#### ENTRIES SUPPLIED

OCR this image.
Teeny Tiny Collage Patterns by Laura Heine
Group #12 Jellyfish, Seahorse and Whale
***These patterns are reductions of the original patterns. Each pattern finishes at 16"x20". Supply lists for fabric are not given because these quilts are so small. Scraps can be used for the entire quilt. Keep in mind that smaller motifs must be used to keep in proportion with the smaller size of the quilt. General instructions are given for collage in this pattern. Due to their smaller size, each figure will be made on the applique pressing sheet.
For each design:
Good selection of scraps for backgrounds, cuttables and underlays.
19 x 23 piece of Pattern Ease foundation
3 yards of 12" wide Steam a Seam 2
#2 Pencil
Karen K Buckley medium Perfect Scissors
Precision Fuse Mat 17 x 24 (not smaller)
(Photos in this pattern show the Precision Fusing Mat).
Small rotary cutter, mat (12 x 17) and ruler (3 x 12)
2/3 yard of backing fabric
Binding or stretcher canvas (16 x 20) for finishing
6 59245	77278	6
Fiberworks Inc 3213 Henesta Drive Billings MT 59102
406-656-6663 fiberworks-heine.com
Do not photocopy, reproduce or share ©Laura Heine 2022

########

**GIVEN PROBLEM:** Copy every line verbatim.

**ANSWER FOR THE TASK:**
OCR this image.
Teeny Tiny Collage Patterns by Laura Heine
Group #12 Jellyfish, Seahorse and Whale
***These patterns are reductions of the original patterns. Each pattern finishes at 16"x20". Supply lists for fabric are not given because these quilts are so small. Scraps can be used for the entire quilt. Keep in mind that smaller motifs must be used to keep in proportion with the smaller size of the quilt. General instructions are given for collage in this pattern. Due to their smaller size, each figure will be made on the applique pressing sheet.
For each design:
Good selection of scraps for backgrounds, cuttables and underlays.
19 x 23 piece of Pattern Ease foundation
3 yards of 12" wide Steam a Seam 2
#2 Pencil
Karen K Buckley medium Perfect Scissors
Precision Fuse Mat 17 x 24 (not smaller)
(Photos in this pattern show the Precision Fusing Mat).
Small rotary cutter, mat (12 x 17) and ruler (3 x 12)
2/3 yard of backing fabric
Binding or stretcher canvas (16 x 20) for finishing
6 59245	77278	6
Fiberworks Inc 3213 Henesta Drive Billings MT 59102
406-656-6663 fiberworks-heine.com
Do not photocopy, reproduce or share ©Laura Heine 2022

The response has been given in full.